Page transcription entries:

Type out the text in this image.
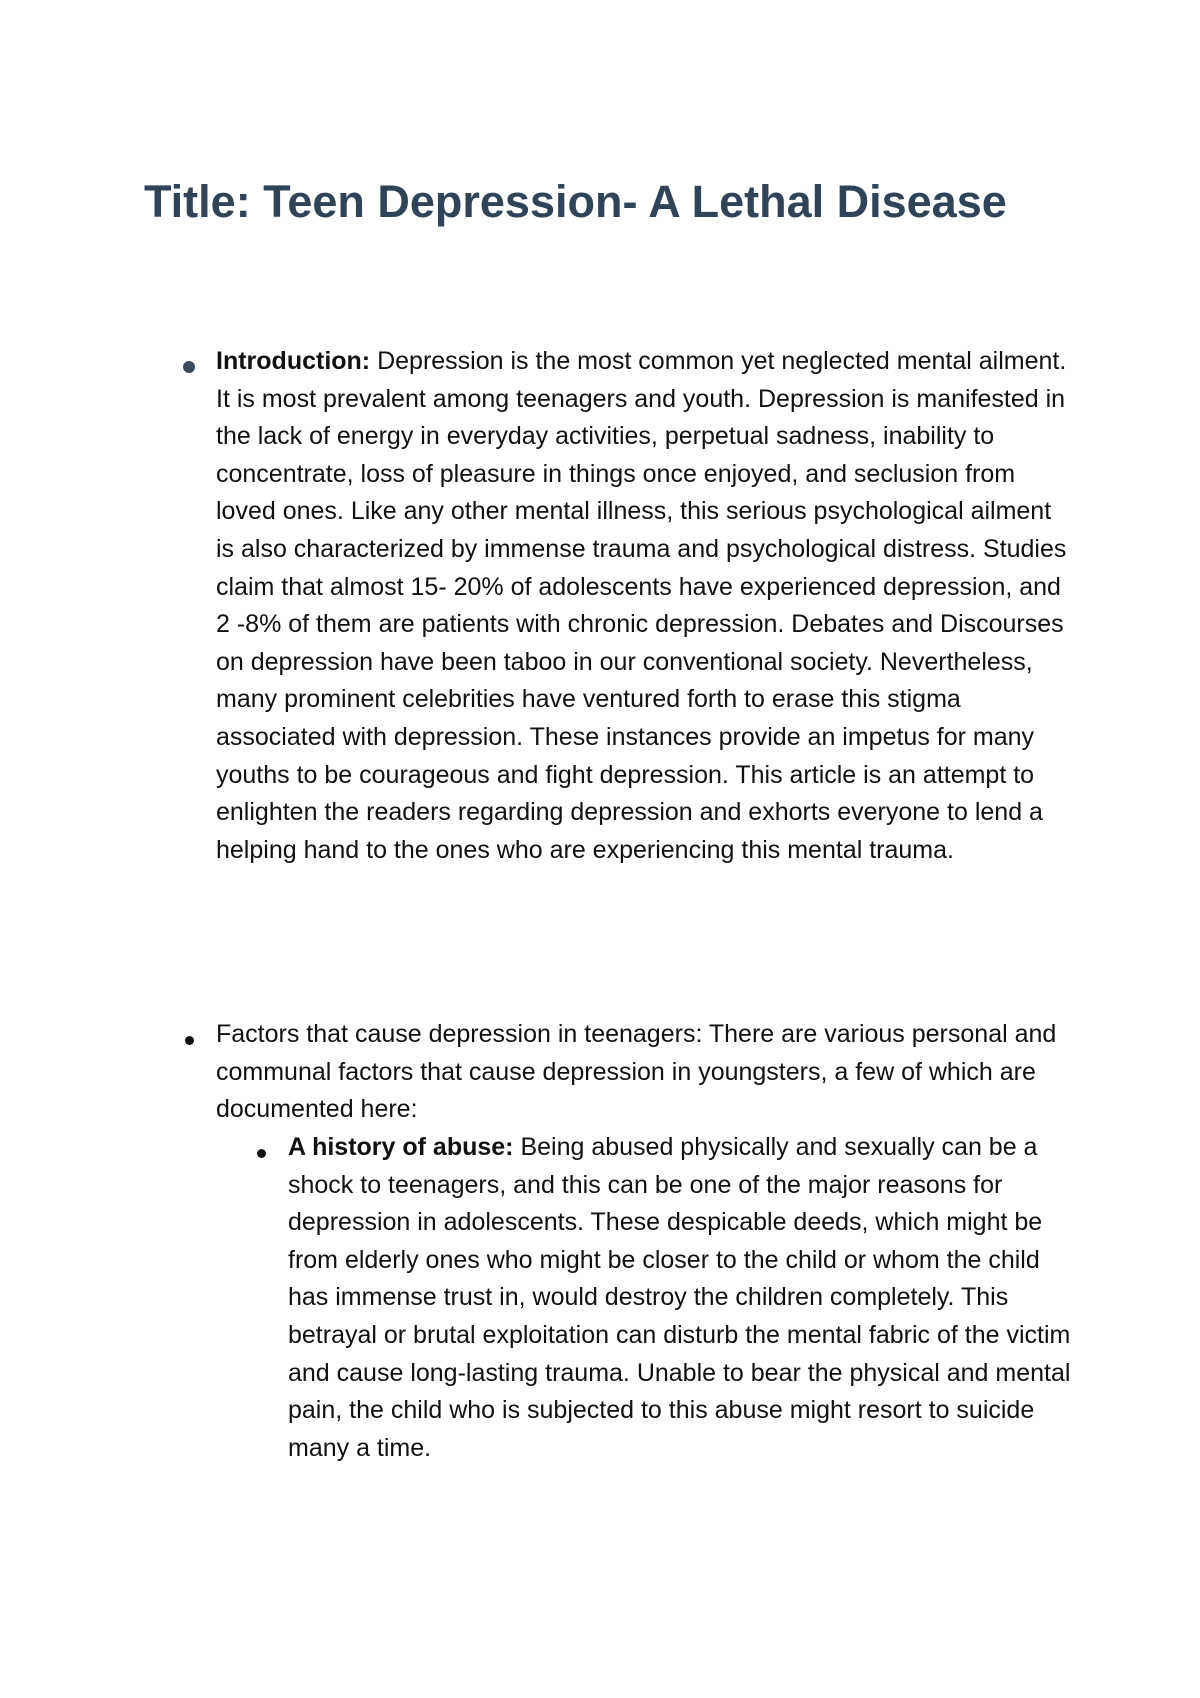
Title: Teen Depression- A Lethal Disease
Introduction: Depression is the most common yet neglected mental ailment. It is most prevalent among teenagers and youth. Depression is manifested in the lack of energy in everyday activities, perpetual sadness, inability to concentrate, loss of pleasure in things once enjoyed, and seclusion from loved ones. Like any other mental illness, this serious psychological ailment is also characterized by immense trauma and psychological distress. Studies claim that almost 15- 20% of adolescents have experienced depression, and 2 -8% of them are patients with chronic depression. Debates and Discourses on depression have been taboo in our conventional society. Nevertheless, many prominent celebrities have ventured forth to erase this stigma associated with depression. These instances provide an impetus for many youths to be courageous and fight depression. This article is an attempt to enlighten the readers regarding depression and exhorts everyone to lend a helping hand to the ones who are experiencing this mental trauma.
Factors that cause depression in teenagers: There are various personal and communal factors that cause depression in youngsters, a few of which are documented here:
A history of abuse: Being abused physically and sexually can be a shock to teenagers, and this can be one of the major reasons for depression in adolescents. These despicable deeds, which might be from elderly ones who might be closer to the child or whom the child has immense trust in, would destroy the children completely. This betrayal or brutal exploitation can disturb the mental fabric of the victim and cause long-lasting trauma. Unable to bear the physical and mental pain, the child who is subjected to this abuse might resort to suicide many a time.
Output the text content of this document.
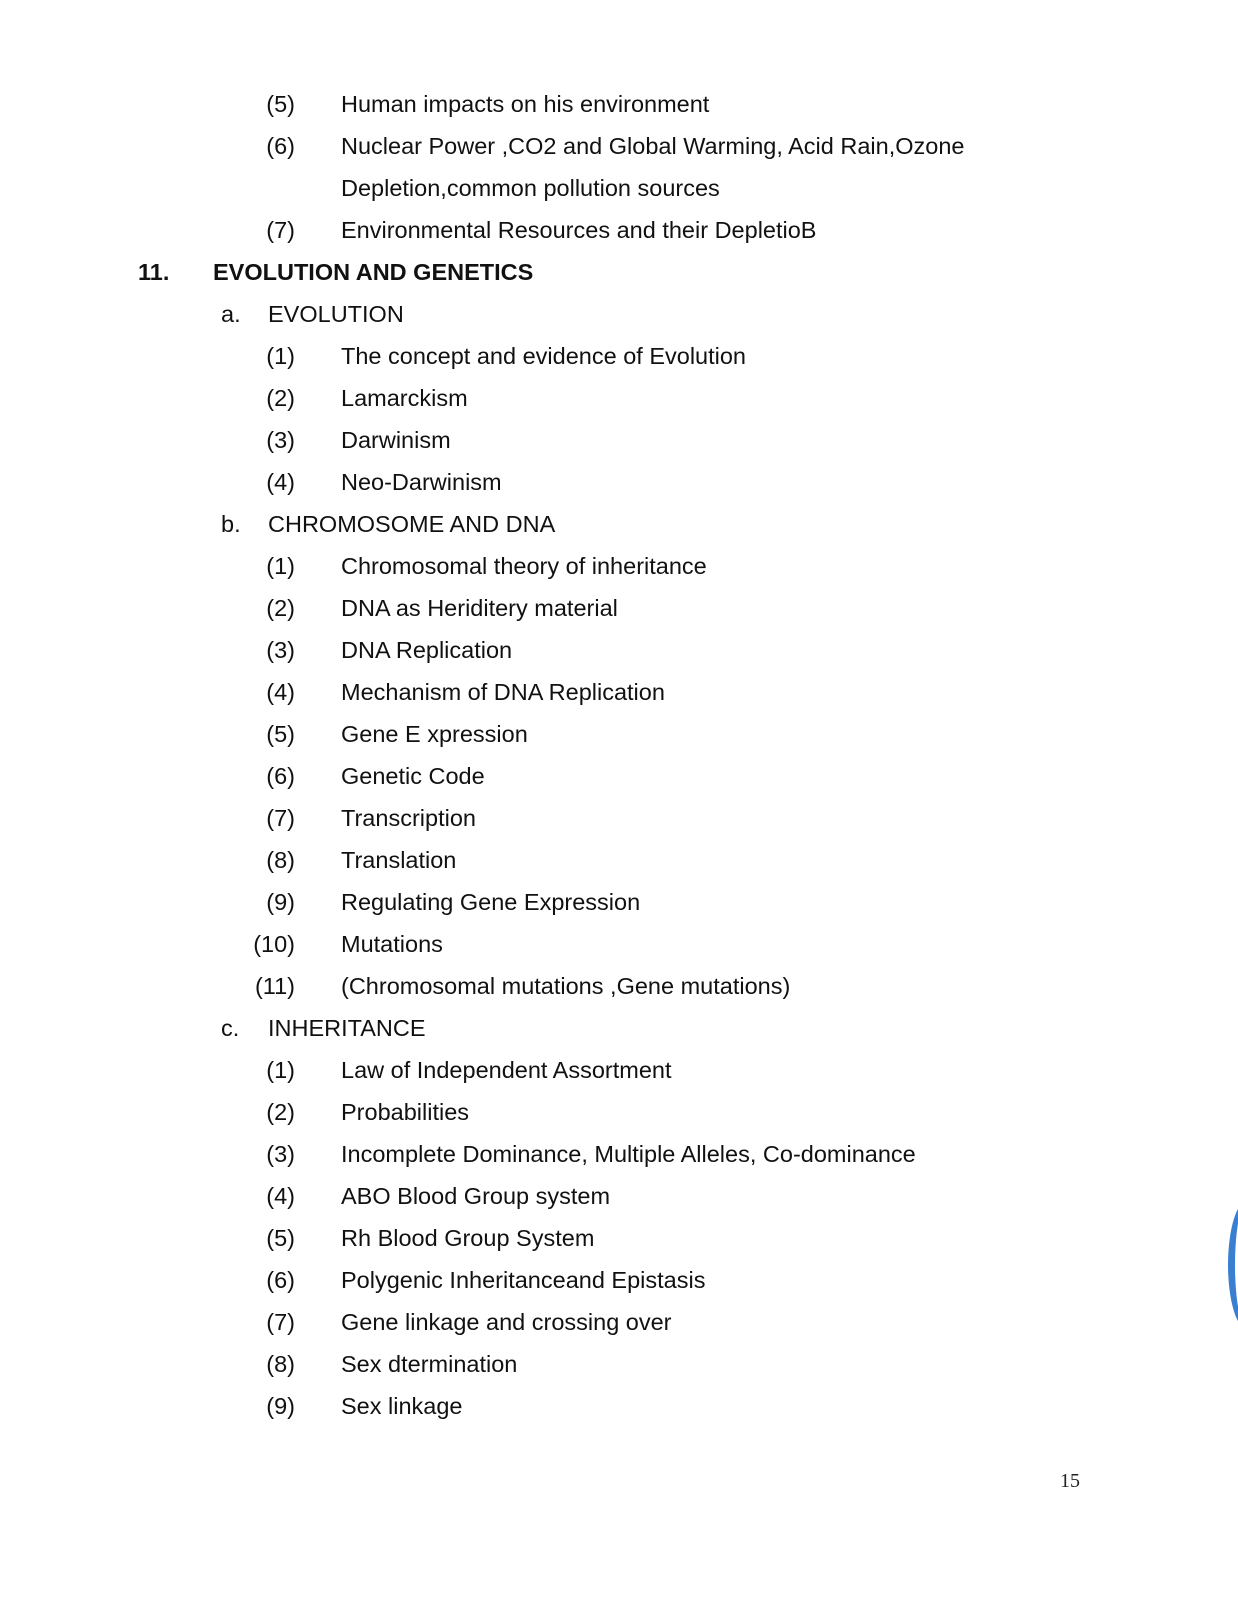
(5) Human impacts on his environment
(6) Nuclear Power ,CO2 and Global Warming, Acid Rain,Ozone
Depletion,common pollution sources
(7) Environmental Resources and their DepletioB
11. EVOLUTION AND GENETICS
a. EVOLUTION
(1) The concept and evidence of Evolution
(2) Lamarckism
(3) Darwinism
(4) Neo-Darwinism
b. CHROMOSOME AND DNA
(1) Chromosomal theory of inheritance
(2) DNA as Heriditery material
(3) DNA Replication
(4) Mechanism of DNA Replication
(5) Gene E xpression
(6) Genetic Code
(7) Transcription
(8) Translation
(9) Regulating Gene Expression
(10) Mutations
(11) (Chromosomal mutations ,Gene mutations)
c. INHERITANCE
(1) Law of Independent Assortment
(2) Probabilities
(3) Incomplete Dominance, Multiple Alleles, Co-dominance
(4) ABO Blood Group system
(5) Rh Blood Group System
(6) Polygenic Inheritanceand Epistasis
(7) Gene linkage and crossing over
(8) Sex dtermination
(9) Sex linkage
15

> Requirement: Restate the data exactly, though only from the line that contains "Output the text content of this document." through its last line, both ends included and with the pictures left out.

> Exercise response:
Output the text content of this document.
(5) Human impacts on his environment
(6) Nuclear Power ,CO2 and Global Warming, Acid Rain,Ozone
Depletion,common pollution sources
(7) Environmental Resources and their DepletioB
11. EVOLUTION AND GENETICS
a. EVOLUTION
(1) The concept and evidence of Evolution
(2) Lamarckism
(3) Darwinism
(4) Neo-Darwinism
b. CHROMOSOME AND DNA
(1) Chromosomal theory of inheritance
(2) DNA as Heriditery material
(3) DNA Replication
(4) Mechanism of DNA Replication
(5) Gene E xpression
(6) Genetic Code
(7) Transcription
(8) Translation
(9) Regulating Gene Expression
(10) Mutations
(11) (Chromosomal mutations ,Gene mutations)
c. INHERITANCE
(1) Law of Independent Assortment
(2) Probabilities
(3) Incomplete Dominance, Multiple Alleles, Co-dominance
(4) ABO Blood Group system
(5) Rh Blood Group System
(6) Polygenic Inheritanceand Epistasis
(7) Gene linkage and crossing over
(8) Sex dtermination
(9) Sex linkage
15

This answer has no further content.